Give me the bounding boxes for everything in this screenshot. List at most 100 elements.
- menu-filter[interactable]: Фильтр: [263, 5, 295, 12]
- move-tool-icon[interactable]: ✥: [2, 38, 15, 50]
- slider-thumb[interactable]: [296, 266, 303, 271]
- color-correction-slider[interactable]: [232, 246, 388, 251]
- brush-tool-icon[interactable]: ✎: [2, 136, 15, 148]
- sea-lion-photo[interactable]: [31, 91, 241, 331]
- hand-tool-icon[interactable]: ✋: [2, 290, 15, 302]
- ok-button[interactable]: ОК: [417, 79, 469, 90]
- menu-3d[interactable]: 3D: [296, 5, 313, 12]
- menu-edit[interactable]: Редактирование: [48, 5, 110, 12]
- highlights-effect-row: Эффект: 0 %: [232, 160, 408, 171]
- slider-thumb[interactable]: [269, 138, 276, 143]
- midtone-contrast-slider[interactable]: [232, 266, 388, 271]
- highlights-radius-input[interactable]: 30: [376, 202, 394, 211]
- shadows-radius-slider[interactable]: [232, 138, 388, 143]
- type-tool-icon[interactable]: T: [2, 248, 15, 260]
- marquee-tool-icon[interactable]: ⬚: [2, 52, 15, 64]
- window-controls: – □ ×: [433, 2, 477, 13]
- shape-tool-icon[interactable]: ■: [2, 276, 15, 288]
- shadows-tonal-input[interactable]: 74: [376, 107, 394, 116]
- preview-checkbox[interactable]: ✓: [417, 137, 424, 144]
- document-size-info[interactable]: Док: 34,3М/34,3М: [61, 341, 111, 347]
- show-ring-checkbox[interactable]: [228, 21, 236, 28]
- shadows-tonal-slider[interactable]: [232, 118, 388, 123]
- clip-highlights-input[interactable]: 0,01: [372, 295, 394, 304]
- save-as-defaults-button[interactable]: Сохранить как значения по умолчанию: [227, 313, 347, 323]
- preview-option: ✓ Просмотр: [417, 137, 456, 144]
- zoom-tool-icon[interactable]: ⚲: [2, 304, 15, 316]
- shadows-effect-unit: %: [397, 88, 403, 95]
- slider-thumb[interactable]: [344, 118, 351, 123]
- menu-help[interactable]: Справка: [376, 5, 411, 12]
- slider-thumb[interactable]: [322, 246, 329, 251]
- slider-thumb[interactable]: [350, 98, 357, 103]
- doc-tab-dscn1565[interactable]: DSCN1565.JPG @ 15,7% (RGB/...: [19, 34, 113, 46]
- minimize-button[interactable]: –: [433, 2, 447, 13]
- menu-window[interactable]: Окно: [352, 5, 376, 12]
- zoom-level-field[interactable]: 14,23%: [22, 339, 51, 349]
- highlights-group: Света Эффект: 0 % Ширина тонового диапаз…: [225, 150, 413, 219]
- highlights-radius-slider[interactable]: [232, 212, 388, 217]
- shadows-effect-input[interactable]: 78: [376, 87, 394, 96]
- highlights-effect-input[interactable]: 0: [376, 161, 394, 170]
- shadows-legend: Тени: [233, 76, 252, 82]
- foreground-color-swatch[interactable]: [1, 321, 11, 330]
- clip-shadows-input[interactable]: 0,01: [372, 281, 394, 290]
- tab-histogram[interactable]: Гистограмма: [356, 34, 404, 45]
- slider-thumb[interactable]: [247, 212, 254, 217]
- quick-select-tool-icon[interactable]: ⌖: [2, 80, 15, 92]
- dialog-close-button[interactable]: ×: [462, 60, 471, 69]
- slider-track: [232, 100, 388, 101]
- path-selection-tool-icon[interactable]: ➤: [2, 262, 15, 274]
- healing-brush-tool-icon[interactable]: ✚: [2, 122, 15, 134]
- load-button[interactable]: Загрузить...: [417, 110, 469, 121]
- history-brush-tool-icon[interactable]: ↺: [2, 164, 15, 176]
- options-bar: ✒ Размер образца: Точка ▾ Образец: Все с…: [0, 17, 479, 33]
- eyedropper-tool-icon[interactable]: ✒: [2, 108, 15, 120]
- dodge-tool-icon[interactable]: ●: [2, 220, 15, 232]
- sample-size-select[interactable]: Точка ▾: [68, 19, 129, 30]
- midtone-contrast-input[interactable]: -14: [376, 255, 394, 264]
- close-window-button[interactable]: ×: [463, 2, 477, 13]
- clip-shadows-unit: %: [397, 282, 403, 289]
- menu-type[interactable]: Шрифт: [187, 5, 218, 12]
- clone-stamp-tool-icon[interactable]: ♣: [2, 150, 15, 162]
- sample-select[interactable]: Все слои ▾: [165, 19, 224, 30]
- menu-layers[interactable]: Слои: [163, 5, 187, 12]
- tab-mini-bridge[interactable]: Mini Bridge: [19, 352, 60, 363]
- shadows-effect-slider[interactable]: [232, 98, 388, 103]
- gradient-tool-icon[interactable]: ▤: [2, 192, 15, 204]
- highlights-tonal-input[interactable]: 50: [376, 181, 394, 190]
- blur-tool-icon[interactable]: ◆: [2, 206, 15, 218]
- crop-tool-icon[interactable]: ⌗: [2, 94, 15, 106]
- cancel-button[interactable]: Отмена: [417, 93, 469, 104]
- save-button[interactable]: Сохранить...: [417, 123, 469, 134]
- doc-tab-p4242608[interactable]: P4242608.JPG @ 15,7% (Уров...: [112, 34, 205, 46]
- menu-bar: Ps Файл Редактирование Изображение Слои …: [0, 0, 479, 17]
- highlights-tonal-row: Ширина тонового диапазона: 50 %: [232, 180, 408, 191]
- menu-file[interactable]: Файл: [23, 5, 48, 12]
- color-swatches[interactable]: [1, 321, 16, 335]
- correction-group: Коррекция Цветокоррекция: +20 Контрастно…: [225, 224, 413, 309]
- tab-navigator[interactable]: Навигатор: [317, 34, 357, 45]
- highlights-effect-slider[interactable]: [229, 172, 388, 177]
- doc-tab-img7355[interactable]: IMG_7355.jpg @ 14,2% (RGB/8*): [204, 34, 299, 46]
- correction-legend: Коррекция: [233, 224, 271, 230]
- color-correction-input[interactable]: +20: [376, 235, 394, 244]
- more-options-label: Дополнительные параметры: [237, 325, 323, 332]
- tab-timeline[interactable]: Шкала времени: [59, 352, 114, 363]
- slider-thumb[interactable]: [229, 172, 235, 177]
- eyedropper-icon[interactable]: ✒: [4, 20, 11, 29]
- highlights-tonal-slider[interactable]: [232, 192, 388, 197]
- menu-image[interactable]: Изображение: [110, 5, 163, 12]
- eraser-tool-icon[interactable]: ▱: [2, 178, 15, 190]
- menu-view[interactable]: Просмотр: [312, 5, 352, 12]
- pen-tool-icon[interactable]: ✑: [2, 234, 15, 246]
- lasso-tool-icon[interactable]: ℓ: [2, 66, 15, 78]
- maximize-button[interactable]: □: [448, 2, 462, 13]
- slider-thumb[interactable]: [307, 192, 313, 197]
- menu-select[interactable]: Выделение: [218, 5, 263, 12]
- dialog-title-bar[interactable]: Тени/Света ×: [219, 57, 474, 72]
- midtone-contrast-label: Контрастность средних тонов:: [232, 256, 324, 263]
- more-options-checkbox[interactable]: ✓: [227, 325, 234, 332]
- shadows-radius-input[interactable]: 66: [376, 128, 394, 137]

--

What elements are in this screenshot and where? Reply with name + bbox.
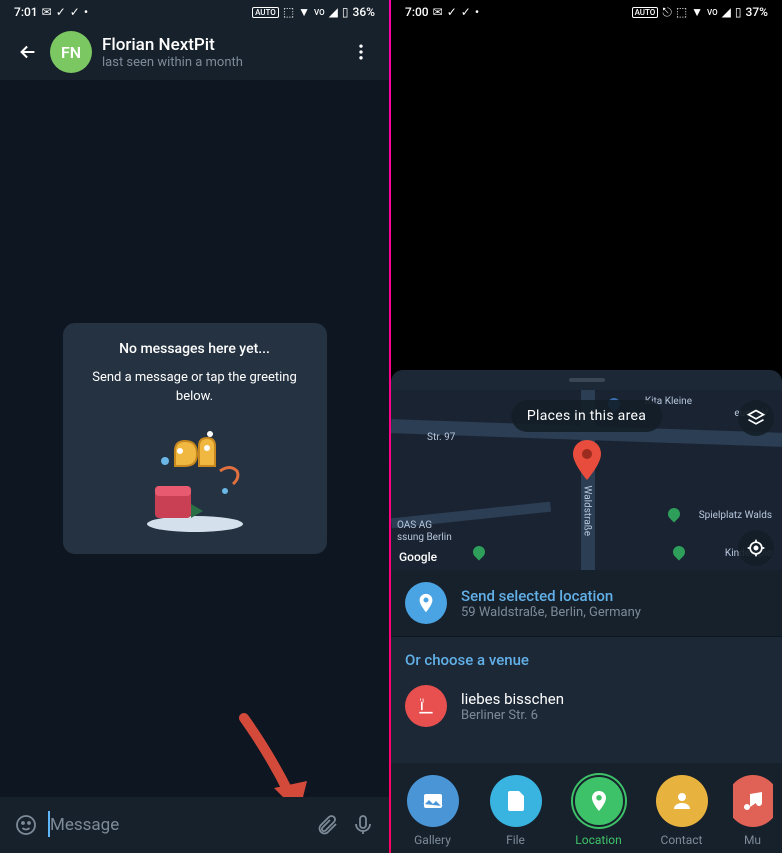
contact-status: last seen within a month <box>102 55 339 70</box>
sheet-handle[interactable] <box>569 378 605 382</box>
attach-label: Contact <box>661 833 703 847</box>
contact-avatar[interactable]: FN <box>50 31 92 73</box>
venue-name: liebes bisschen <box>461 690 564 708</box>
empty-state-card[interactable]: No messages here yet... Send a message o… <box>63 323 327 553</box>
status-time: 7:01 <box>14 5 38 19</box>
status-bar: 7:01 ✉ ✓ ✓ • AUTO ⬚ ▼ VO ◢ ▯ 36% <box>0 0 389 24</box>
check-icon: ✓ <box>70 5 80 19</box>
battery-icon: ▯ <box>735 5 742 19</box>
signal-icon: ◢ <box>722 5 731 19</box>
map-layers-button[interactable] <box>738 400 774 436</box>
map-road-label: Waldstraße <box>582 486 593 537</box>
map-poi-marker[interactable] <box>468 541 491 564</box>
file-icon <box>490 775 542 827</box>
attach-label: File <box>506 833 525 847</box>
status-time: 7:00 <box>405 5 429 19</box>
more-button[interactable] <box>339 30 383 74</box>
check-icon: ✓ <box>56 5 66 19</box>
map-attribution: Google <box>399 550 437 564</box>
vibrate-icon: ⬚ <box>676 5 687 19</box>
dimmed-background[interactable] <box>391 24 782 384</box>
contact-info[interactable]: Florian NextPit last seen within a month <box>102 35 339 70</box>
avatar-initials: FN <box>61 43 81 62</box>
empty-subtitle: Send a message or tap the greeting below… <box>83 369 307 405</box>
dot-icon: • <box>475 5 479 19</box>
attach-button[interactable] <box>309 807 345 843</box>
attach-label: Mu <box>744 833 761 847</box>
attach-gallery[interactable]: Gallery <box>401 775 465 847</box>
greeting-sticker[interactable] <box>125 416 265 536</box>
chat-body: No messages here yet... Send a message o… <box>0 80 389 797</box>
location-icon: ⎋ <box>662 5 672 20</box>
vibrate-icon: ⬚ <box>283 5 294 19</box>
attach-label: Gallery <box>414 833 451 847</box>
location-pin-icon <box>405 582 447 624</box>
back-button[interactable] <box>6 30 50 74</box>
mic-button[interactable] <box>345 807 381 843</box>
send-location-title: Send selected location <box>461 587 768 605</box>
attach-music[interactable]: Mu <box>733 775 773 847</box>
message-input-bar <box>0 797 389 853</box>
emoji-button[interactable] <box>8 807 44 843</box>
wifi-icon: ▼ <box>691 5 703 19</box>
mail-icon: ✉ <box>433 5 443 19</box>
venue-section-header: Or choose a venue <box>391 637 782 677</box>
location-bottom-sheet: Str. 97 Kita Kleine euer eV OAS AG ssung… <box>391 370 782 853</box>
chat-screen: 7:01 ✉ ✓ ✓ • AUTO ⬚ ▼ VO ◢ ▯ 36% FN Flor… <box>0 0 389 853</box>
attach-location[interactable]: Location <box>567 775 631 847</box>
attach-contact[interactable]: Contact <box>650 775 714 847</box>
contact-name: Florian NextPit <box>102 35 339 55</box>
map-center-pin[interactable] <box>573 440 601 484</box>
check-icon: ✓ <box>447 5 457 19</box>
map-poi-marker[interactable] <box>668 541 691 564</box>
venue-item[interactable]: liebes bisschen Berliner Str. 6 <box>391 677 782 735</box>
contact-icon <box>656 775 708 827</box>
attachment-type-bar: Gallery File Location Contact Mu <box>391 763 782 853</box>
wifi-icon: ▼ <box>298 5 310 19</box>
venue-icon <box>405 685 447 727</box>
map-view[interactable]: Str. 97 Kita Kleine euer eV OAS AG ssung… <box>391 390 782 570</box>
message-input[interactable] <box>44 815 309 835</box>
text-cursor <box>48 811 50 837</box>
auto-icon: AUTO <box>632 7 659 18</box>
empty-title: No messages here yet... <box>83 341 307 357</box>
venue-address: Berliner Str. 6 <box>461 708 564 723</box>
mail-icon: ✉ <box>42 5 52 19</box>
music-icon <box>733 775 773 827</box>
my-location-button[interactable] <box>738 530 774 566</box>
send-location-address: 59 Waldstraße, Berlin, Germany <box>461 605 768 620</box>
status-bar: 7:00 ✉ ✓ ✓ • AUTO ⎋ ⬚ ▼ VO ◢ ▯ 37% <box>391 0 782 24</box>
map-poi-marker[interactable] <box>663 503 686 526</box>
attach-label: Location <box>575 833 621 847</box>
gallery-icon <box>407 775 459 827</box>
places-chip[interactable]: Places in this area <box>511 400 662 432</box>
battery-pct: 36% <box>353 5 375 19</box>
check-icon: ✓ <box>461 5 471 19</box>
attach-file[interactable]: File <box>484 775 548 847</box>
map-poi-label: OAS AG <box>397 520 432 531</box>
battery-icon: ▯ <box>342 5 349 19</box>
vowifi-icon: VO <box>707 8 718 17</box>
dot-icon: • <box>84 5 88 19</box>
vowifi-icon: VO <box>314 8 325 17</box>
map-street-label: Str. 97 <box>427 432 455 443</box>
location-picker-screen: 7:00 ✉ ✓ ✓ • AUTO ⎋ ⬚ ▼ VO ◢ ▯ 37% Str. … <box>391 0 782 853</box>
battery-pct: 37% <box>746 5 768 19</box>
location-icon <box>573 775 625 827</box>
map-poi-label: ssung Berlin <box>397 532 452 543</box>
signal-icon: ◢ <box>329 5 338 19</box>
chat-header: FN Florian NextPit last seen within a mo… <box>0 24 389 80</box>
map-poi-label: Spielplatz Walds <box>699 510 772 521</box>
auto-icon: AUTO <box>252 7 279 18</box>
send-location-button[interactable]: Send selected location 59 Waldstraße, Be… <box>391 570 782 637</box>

--

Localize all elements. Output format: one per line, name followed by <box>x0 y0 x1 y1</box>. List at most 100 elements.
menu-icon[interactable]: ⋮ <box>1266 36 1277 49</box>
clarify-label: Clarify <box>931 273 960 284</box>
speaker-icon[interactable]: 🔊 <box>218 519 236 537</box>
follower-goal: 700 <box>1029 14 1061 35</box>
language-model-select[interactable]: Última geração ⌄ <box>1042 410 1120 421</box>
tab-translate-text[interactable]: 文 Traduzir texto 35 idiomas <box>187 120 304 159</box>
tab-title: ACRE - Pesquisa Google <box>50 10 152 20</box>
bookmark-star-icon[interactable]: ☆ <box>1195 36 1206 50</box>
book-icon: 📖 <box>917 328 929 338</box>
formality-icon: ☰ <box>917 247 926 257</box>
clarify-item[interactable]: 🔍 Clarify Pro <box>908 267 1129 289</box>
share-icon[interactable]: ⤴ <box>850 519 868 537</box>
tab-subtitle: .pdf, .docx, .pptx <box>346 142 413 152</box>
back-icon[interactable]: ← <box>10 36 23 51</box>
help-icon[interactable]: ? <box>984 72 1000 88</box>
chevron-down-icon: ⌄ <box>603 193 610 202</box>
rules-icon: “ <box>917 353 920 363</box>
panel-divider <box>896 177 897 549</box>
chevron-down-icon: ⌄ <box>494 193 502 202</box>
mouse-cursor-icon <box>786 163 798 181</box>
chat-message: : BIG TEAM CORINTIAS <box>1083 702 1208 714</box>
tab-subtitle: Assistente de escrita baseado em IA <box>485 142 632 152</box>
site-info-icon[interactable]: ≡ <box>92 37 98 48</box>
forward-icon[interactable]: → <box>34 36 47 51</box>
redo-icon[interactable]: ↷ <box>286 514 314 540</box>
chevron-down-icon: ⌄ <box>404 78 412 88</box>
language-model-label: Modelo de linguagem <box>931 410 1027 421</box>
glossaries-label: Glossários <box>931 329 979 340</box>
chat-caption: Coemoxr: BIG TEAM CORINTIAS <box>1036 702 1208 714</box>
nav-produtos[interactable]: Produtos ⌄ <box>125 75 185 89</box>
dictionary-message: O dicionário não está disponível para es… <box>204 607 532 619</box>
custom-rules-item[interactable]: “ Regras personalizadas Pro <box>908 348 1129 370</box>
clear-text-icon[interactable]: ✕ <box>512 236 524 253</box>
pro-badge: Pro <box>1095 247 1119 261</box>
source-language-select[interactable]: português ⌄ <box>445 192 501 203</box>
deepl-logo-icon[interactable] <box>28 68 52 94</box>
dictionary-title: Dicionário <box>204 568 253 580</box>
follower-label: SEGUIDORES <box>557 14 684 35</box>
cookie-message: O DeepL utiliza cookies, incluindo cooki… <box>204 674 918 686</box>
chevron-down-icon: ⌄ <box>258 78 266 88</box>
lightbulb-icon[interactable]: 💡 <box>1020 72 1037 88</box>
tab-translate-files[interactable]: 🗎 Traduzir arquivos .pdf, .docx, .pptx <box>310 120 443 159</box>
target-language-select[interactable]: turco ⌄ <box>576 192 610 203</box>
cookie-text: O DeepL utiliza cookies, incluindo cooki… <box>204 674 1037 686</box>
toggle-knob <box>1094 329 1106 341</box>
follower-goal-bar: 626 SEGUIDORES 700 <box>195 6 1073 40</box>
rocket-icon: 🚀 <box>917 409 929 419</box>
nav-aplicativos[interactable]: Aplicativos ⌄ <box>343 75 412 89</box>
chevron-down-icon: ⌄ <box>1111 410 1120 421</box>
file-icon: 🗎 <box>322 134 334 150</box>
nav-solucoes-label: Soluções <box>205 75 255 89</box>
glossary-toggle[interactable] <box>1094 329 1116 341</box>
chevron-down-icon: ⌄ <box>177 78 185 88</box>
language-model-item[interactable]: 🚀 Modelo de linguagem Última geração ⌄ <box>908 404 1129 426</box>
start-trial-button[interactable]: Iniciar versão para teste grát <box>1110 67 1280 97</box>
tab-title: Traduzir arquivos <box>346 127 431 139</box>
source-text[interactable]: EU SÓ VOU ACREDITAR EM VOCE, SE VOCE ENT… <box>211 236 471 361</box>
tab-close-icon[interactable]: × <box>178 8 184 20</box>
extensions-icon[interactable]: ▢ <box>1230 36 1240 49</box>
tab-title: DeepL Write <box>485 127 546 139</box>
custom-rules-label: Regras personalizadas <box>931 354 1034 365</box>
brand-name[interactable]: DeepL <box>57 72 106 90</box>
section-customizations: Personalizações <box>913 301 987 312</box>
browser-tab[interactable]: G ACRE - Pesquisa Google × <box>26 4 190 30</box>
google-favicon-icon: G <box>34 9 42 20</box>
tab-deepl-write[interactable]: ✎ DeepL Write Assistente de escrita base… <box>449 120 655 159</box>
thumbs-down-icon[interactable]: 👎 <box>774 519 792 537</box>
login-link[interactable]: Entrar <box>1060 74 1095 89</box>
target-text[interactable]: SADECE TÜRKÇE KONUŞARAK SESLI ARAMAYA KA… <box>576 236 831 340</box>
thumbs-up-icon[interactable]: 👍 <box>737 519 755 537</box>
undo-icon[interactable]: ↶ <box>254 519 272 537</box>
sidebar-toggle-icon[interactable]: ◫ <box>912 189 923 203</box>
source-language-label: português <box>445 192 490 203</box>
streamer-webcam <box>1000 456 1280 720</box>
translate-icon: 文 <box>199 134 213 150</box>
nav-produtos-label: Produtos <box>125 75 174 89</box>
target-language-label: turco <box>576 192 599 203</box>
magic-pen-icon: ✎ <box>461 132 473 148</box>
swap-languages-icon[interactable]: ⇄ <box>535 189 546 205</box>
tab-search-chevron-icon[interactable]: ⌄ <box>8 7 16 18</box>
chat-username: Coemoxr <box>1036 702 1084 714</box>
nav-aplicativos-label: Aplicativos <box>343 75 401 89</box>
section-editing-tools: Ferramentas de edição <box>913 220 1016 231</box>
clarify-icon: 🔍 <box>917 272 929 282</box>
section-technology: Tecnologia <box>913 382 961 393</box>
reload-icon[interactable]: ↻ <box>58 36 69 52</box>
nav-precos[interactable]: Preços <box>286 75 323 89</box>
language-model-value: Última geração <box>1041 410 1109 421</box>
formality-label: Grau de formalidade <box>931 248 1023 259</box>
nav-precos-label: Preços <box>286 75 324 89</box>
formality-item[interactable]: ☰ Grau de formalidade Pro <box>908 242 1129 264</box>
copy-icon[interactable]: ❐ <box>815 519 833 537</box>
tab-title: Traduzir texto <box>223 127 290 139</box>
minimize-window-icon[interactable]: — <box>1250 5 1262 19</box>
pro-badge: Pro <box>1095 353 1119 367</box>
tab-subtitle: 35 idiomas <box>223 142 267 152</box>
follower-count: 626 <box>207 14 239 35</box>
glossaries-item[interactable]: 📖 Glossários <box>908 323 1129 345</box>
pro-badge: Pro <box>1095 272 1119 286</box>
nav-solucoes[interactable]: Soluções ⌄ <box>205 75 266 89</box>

### THE PROBLEM
Copy out every line from the one containing "contact-status: last seen" through the one containing "dimmed-background[interactable] <box>391 24", including both of those lines, without changing any characters.

### SOLUTION FOR THIS EXERCISE
contact-status: last seen within a month <box>102 55 339 70</box>
sheet-handle[interactable] <box>569 378 605 382</box>
attach-label: Contact <box>661 833 703 847</box>
contact-avatar[interactable]: FN <box>50 31 92 73</box>
venue-name: liebes bisschen <box>461 690 564 708</box>
empty-state-card[interactable]: No messages here yet... Send a message o… <box>63 323 327 553</box>
status-time: 7:01 <box>14 5 38 19</box>
status-bar: 7:01 ✉ ✓ ✓ • AUTO ⬚ ▼ VO ◢ ▯ 36% <box>0 0 389 24</box>
check-icon: ✓ <box>70 5 80 19</box>
battery-icon: ▯ <box>735 5 742 19</box>
signal-icon: ◢ <box>722 5 731 19</box>
map-layers-button[interactable] <box>738 400 774 436</box>
map-road-label: Waldstraße <box>582 486 593 537</box>
map-poi-marker[interactable] <box>468 541 491 564</box>
file-icon <box>490 775 542 827</box>
attach-label: File <box>506 833 525 847</box>
status-time: 7:00 <box>405 5 429 19</box>
more-button[interactable] <box>339 30 383 74</box>
check-icon: ✓ <box>56 5 66 19</box>
map-attribution: Google <box>399 550 437 564</box>
vibrate-icon: ⬚ <box>676 5 687 19</box>
dimmed-background[interactable] <box>391 24 782 384</box>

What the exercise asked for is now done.